◆ What needs to be done:
Locate the line containing "Extract all the data from this chart as JSON." in the material below; repeat it and every line after it, exactly as written.

◆ Entries supplied:

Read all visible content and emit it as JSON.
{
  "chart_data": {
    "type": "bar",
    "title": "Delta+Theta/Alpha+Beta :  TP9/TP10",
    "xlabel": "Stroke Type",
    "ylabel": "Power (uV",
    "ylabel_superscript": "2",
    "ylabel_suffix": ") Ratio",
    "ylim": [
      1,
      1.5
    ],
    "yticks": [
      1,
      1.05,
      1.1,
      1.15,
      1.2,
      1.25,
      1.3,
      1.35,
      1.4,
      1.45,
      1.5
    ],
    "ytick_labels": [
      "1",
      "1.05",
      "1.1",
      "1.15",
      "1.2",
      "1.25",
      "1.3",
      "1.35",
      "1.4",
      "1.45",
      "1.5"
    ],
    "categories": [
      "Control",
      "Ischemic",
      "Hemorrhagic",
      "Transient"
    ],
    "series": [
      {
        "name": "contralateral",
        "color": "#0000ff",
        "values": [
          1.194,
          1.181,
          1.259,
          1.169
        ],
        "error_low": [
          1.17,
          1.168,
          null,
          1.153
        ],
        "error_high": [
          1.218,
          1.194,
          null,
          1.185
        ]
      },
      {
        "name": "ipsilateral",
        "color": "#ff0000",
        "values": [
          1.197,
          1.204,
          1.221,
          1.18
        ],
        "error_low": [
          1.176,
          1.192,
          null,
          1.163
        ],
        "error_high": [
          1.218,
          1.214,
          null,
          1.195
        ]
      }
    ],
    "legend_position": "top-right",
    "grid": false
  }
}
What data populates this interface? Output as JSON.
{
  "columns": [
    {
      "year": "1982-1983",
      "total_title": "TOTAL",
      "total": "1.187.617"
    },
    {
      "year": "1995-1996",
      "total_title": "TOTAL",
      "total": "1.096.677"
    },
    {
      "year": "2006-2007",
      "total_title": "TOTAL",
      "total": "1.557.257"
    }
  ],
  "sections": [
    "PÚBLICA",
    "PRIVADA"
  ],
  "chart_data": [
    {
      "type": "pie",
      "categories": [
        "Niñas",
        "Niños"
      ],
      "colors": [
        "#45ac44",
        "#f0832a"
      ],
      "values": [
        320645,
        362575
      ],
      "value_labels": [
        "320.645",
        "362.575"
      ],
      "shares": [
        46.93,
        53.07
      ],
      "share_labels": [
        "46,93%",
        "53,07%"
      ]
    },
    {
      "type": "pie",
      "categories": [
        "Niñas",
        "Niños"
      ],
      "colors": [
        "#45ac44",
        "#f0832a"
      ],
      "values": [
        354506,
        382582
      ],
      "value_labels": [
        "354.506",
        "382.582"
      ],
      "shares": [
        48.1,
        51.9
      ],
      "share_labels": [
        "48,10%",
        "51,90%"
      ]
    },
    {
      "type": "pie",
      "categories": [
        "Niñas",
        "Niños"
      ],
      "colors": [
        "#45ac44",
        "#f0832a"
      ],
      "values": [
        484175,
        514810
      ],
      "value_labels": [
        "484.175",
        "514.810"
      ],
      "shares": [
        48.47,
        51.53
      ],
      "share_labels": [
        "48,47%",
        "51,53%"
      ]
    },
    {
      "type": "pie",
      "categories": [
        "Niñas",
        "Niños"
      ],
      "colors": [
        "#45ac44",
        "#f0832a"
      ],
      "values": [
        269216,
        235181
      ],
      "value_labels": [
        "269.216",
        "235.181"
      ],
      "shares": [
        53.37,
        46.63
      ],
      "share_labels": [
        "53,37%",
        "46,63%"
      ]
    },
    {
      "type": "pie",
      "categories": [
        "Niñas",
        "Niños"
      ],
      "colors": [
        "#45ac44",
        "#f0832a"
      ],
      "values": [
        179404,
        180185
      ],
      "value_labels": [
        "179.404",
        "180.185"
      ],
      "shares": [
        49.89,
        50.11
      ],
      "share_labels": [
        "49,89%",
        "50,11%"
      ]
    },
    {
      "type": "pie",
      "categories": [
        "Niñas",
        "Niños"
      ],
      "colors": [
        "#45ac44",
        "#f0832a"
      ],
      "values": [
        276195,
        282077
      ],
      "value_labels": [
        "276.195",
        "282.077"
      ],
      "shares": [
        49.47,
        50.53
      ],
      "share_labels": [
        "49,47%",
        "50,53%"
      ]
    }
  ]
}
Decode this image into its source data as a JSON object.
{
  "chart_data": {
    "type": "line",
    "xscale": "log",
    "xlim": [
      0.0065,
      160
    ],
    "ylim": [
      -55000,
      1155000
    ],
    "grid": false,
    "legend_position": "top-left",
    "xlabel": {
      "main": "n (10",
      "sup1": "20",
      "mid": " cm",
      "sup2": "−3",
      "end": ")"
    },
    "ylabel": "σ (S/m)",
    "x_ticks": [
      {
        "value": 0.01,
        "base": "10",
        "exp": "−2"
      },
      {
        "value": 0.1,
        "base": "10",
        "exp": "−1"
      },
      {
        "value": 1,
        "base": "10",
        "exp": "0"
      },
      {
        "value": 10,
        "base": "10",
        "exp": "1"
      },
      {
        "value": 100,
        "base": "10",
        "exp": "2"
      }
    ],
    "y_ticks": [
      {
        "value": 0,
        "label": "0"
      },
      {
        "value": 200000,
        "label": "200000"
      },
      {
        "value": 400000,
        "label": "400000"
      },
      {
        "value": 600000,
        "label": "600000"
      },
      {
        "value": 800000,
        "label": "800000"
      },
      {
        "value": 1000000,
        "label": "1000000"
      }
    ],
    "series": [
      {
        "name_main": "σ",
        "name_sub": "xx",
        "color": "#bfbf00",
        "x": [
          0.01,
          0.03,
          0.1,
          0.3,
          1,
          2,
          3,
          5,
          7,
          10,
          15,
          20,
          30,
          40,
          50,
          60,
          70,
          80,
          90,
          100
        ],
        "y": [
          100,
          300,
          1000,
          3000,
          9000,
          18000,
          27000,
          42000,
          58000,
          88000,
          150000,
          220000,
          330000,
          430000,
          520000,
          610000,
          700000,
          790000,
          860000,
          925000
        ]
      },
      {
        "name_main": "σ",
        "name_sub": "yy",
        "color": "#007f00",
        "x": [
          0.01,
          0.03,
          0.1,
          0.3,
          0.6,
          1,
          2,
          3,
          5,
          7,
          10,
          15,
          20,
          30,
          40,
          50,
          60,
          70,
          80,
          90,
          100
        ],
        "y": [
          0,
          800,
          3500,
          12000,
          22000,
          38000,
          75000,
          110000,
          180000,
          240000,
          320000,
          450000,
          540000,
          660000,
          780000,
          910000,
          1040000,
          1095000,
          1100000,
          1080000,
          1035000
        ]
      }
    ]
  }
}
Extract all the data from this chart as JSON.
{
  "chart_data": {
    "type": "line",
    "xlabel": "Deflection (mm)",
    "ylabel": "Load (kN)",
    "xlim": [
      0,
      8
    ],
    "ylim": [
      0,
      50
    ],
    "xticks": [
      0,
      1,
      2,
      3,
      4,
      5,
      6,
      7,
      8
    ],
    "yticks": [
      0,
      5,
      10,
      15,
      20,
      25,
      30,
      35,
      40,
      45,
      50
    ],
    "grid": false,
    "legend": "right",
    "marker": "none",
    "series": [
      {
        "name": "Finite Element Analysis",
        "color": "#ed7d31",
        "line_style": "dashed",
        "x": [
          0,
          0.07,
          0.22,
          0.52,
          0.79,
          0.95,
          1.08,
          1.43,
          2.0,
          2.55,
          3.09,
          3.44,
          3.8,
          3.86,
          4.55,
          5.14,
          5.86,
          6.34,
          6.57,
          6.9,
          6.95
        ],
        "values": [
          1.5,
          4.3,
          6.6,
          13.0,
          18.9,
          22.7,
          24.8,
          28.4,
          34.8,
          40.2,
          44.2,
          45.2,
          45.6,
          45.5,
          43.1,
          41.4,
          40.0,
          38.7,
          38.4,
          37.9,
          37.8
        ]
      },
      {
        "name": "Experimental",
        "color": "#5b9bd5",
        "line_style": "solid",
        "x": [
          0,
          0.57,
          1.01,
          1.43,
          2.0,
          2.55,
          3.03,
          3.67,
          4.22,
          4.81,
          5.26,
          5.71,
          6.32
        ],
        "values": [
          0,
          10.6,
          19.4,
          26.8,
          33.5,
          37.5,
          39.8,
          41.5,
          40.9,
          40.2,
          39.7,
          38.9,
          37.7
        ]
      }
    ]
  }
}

◆ Solution for this task:
Extract all the data from this chart as JSON.
{
  "chart_data": {
    "type": "line",
    "xlabel": "Deflection (mm)",
    "ylabel": "Load (kN)",
    "xlim": [
      0,
      8
    ],
    "ylim": [
      0,
      50
    ],
    "xticks": [
      0,
      1,
      2,
      3,
      4,
      5,
      6,
      7,
      8
    ],
    "yticks": [
      0,
      5,
      10,
      15,
      20,
      25,
      30,
      35,
      40,
      45,
      50
    ],
    "grid": false,
    "legend": "right",
    "marker": "none",
    "series": [
      {
        "name": "Finite Element Analysis",
        "color": "#ed7d31",
        "line_style": "dashed",
        "x": [
          0,
          0.07,
          0.22,
          0.52,
          0.79,
          0.95,
          1.08,
          1.43,
          2.0,
          2.55,
          3.09,
          3.44,
          3.8,
          3.86,
          4.55,
          5.14,
          5.86,
          6.34,
          6.57,
          6.9,
          6.95
        ],
        "values": [
          1.5,
          4.3,
          6.6,
          13.0,
          18.9,
          22.7,
          24.8,
          28.4,
          34.8,
          40.2,
          44.2,
          45.2,
          45.6,
          45.5,
          43.1,
          41.4,
          40.0,
          38.7,
          38.4,
          37.9,
          37.8
        ]
      },
      {
        "name": "Experimental",
        "color": "#5b9bd5",
        "line_style": "solid",
        "x": [
          0,
          0.57,
          1.01,
          1.43,
          2.0,
          2.55,
          3.03,
          3.67,
          4.22,
          4.81,
          5.26,
          5.71,
          6.32
        ],
        "values": [
          0,
          10.6,
          19.4,
          26.8,
          33.5,
          37.5,
          39.8,
          41.5,
          40.9,
          40.2,
          39.7,
          38.9,
          37.7
        ]
      }
    ]
  }
}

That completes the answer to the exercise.